----- Records provided

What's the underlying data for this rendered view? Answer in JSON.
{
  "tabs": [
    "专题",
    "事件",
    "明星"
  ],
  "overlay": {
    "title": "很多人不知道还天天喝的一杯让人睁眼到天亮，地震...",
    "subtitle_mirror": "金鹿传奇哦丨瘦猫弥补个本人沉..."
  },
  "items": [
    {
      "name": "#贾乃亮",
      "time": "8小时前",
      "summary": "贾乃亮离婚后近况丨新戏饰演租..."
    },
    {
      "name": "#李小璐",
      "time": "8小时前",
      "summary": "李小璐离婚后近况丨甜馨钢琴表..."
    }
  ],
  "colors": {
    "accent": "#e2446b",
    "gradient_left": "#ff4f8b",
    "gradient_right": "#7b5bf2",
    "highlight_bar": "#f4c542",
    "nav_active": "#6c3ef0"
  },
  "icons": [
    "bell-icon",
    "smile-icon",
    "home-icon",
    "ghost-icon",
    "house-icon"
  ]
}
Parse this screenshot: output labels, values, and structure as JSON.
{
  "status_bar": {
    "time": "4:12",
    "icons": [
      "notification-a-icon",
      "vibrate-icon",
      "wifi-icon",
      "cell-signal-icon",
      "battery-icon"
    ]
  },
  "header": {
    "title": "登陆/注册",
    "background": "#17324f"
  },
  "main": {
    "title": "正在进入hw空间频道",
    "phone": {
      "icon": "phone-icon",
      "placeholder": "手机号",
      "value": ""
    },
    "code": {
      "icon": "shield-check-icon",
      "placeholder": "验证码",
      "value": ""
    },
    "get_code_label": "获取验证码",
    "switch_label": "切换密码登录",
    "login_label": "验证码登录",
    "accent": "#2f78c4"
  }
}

----------

§ What is asked
Quote exactly what appears from the line containing "Parse this screenshot: output" through the final line of the listing above, including both of those lines.

§ Finished exercise
Parse this screenshot: output labels, values, and structure as JSON.
{
  "status_bar": {
    "time": "4:12",
    "icons": [
      "notification-a-icon",
      "vibrate-icon",
      "wifi-icon",
      "cell-signal-icon",
      "battery-icon"
    ]
  },
  "header": {
    "title": "登陆/注册",
    "background": "#17324f"
  },
  "main": {
    "title": "正在进入hw空间频道",
    "phone": {
      "icon": "phone-icon",
      "placeholder": "手机号",
      "value": ""
    },
    "code": {
      "icon": "shield-check-icon",
      "placeholder": "验证码",
      "value": ""
    },
    "get_code_label": "获取验证码",
    "switch_label": "切换密码登录",
    "login_label": "验证码登录",
    "accent": "#2f78c4"
  }
}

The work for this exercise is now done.